Repeat every entry in the listing below, exactly.

--- start of Supplied data ---

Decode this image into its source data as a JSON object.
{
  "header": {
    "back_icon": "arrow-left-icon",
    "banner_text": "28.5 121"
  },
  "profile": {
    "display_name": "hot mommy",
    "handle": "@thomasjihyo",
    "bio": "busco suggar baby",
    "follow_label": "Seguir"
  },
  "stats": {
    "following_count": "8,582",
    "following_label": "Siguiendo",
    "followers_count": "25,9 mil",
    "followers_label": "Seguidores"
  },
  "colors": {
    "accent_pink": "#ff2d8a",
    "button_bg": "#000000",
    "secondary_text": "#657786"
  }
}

--- end of Supplied data ---

◆ **Answer to the problem**:
Decode this image into its source data as a JSON object.
{
  "header": {
    "back_icon": "arrow-left-icon",
    "banner_text": "28.5 121"
  },
  "profile": {
    "display_name": "hot mommy",
    "handle": "@thomasjihyo",
    "bio": "busco suggar baby",
    "follow_label": "Seguir"
  },
  "stats": {
    "following_count": "8,582",
    "following_label": "Siguiendo",
    "followers_count": "25,9 mil",
    "followers_label": "Seguidores"
  },
  "colors": {
    "accent_pink": "#ff2d8a",
    "button_bg": "#000000",
    "secondary_text": "#657786"
  }
}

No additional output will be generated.